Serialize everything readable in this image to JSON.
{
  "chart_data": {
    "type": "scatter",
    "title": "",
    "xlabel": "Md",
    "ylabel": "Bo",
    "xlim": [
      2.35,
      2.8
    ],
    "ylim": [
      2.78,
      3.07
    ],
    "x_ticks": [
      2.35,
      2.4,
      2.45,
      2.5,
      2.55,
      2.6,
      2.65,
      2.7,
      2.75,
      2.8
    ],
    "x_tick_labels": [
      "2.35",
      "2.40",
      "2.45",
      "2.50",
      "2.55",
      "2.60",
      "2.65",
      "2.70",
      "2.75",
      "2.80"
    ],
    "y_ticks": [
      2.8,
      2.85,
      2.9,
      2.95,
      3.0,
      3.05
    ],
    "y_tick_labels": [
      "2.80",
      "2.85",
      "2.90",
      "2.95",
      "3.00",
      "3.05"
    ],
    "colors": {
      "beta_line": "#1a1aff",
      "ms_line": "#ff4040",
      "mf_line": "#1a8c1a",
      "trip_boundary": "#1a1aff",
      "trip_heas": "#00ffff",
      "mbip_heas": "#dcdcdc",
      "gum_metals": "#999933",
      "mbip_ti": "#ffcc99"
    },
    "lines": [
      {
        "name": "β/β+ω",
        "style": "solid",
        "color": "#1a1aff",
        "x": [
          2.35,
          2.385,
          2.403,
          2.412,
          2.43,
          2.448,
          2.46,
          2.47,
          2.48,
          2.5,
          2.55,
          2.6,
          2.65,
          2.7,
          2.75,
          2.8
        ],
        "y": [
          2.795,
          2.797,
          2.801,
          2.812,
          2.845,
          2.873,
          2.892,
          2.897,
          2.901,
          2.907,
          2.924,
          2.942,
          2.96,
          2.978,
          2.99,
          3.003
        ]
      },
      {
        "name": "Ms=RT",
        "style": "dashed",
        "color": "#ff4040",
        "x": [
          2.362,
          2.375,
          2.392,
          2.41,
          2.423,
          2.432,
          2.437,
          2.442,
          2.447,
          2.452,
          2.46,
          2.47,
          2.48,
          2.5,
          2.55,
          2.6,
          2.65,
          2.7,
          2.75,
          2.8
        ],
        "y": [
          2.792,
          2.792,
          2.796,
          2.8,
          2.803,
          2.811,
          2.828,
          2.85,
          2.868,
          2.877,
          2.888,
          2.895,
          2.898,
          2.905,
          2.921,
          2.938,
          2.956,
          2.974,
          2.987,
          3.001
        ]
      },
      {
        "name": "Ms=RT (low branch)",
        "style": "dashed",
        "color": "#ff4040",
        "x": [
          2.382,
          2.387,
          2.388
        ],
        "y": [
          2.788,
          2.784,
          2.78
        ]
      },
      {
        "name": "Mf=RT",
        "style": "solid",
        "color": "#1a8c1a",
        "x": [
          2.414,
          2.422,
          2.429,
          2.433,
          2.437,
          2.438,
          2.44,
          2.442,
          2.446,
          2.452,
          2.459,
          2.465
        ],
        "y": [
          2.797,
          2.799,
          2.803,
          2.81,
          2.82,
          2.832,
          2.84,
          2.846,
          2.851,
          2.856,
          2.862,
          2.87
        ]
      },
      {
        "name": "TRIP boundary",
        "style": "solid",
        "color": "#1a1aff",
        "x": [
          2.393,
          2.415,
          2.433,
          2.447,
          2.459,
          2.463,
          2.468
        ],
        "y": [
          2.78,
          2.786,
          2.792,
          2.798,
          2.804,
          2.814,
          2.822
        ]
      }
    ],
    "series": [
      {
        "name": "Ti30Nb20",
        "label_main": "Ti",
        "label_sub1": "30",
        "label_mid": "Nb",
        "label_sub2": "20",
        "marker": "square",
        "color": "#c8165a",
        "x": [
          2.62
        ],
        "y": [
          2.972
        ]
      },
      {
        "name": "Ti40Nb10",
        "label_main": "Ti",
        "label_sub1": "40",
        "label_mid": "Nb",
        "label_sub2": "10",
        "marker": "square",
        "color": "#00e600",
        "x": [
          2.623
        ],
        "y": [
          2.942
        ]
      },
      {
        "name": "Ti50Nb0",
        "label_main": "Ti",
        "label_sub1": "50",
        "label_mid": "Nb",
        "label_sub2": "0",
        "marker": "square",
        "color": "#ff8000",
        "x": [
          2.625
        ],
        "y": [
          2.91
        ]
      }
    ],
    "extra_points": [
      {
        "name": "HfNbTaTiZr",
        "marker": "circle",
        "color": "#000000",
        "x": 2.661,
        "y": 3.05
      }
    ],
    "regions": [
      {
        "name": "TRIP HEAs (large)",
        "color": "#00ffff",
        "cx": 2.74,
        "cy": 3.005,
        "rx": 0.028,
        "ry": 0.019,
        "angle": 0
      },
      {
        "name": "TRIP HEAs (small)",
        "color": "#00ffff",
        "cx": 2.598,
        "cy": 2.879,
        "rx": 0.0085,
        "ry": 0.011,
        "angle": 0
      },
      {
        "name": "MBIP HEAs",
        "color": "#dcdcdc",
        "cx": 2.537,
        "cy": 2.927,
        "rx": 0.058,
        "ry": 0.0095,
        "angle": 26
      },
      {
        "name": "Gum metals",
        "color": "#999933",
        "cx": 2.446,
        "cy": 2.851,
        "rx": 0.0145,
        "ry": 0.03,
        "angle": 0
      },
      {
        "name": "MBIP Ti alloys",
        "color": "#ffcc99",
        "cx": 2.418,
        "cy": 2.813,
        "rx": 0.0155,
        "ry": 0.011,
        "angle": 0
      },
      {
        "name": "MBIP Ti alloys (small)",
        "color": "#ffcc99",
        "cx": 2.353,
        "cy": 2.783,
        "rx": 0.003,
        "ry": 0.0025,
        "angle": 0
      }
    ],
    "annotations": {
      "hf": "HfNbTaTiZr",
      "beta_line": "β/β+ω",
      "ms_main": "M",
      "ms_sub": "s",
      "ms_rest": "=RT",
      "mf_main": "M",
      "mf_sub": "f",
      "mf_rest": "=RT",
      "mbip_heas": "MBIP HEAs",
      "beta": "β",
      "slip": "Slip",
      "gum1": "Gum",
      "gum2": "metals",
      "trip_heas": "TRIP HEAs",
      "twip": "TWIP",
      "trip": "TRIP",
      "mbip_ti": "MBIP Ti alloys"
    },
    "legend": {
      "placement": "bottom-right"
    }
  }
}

◆ Your task
Copy out the whole listing exactly as written.

◆ Worked solution
Serialize everything readable in this image to JSON.
{
  "chart_data": {
    "type": "scatter",
    "title": "",
    "xlabel": "Md",
    "ylabel": "Bo",
    "xlim": [
      2.35,
      2.8
    ],
    "ylim": [
      2.78,
      3.07
    ],
    "x_ticks": [
      2.35,
      2.4,
      2.45,
      2.5,
      2.55,
      2.6,
      2.65,
      2.7,
      2.75,
      2.8
    ],
    "x_tick_labels": [
      "2.35",
      "2.40",
      "2.45",
      "2.50",
      "2.55",
      "2.60",
      "2.65",
      "2.70",
      "2.75",
      "2.80"
    ],
    "y_ticks": [
      2.8,
      2.85,
      2.9,
      2.95,
      3.0,
      3.05
    ],
    "y_tick_labels": [
      "2.80",
      "2.85",
      "2.90",
      "2.95",
      "3.00",
      "3.05"
    ],
    "colors": {
      "beta_line": "#1a1aff",
      "ms_line": "#ff4040",
      "mf_line": "#1a8c1a",
      "trip_boundary": "#1a1aff",
      "trip_heas": "#00ffff",
      "mbip_heas": "#dcdcdc",
      "gum_metals": "#999933",
      "mbip_ti": "#ffcc99"
    },
    "lines": [
      {
        "name": "β/β+ω",
        "style": "solid",
        "color": "#1a1aff",
        "x": [
          2.35,
          2.385,
          2.403,
          2.412,
          2.43,
          2.448,
          2.46,
          2.47,
          2.48,
          2.5,
          2.55,
          2.6,
          2.65,
          2.7,
          2.75,
          2.8
        ],
        "y": [
          2.795,
          2.797,
          2.801,
          2.812,
          2.845,
          2.873,
          2.892,
          2.897,
          2.901,
          2.907,
          2.924,
          2.942,
          2.96,
          2.978,
          2.99,
          3.003
        ]
      },
      {
        "name": "Ms=RT",
        "style": "dashed",
        "color": "#ff4040",
        "x": [
          2.362,
          2.375,
          2.392,
          2.41,
          2.423,
          2.432,
          2.437,
          2.442,
          2.447,
          2.452,
          2.46,
          2.47,
          2.48,
          2.5,
          2.55,
          2.6,
          2.65,
          2.7,
          2.75,
          2.8
        ],
        "y": [
          2.792,
          2.792,
          2.796,
          2.8,
          2.803,
          2.811,
          2.828,
          2.85,
          2.868,
          2.877,
          2.888,
          2.895,
          2.898,
          2.905,
          2.921,
          2.938,
          2.956,
          2.974,
          2.987,
          3.001
        ]
      },
      {
        "name": "Ms=RT (low branch)",
        "style": "dashed",
        "color": "#ff4040",
        "x": [
          2.382,
          2.387,
          2.388
        ],
        "y": [
          2.788,
          2.784,
          2.78
        ]
      },
      {
        "name": "Mf=RT",
        "style": "solid",
        "color": "#1a8c1a",
        "x": [
          2.414,
          2.422,
          2.429,
          2.433,
          2.437,
          2.438,
          2.44,
          2.442,
          2.446,
          2.452,
          2.459,
          2.465
        ],
        "y": [
          2.797,
          2.799,
          2.803,
          2.81,
          2.82,
          2.832,
          2.84,
          2.846,
          2.851,
          2.856,
          2.862,
          2.87
        ]
      },
      {
        "name": "TRIP boundary",
        "style": "solid",
        "color": "#1a1aff",
        "x": [
          2.393,
          2.415,
          2.433,
          2.447,
          2.459,
          2.463,
          2.468
        ],
        "y": [
          2.78,
          2.786,
          2.792,
          2.798,
          2.804,
          2.814,
          2.822
        ]
      }
    ],
    "series": [
      {
        "name": "Ti30Nb20",
        "label_main": "Ti",
        "label_sub1": "30",
        "label_mid": "Nb",
        "label_sub2": "20",
        "marker": "square",
        "color": "#c8165a",
        "x": [
          2.62
        ],
        "y": [
          2.972
        ]
      },
      {
        "name": "Ti40Nb10",
        "label_main": "Ti",
        "label_sub1": "40",
        "label_mid": "Nb",
        "label_sub2": "10",
        "marker": "square",
        "color": "#00e600",
        "x": [
          2.623
        ],
        "y": [
          2.942
        ]
      },
      {
        "name": "Ti50Nb0",
        "label_main": "Ti",
        "label_sub1": "50",
        "label_mid": "Nb",
        "label_sub2": "0",
        "marker": "square",
        "color": "#ff8000",
        "x": [
          2.625
        ],
        "y": [
          2.91
        ]
      }
    ],
    "extra_points": [
      {
        "name": "HfNbTaTiZr",
        "marker": "circle",
        "color": "#000000",
        "x": 2.661,
        "y": 3.05
      }
    ],
    "regions": [
      {
        "name": "TRIP HEAs (large)",
        "color": "#00ffff",
        "cx": 2.74,
        "cy": 3.005,
        "rx": 0.028,
        "ry": 0.019,
        "angle": 0
      },
      {
        "name": "TRIP HEAs (small)",
        "color": "#00ffff",
        "cx": 2.598,
        "cy": 2.879,
        "rx": 0.0085,
        "ry": 0.011,
        "angle": 0
      },
      {
        "name": "MBIP HEAs",
        "color": "#dcdcdc",
        "cx": 2.537,
        "cy": 2.927,
        "rx": 0.058,
        "ry": 0.0095,
        "angle": 26
      },
      {
        "name": "Gum metals",
        "color": "#999933",
        "cx": 2.446,
        "cy": 2.851,
        "rx": 0.0145,
        "ry": 0.03,
        "angle": 0
      },
      {
        "name": "MBIP Ti alloys",
        "color": "#ffcc99",
        "cx": 2.418,
        "cy": 2.813,
        "rx": 0.0155,
        "ry": 0.011,
        "angle": 0
      },
      {
        "name": "MBIP Ti alloys (small)",
        "color": "#ffcc99",
        "cx": 2.353,
        "cy": 2.783,
        "rx": 0.003,
        "ry": 0.0025,
        "angle": 0
      }
    ],
    "annotations": {
      "hf": "HfNbTaTiZr",
      "beta_line": "β/β+ω",
      "ms_main": "M",
      "ms_sub": "s",
      "ms_rest": "=RT",
      "mf_main": "M",
      "mf_sub": "f",
      "mf_rest": "=RT",
      "mbip_heas": "MBIP HEAs",
      "beta": "β",
      "slip": "Slip",
      "gum1": "Gum",
      "gum2": "metals",
      "trip_heas": "TRIP HEAs",
      "twip": "TWIP",
      "trip": "TRIP",
      "mbip_ti": "MBIP Ti alloys"
    },
    "legend": {
      "placement": "bottom-right"
    }
  }
}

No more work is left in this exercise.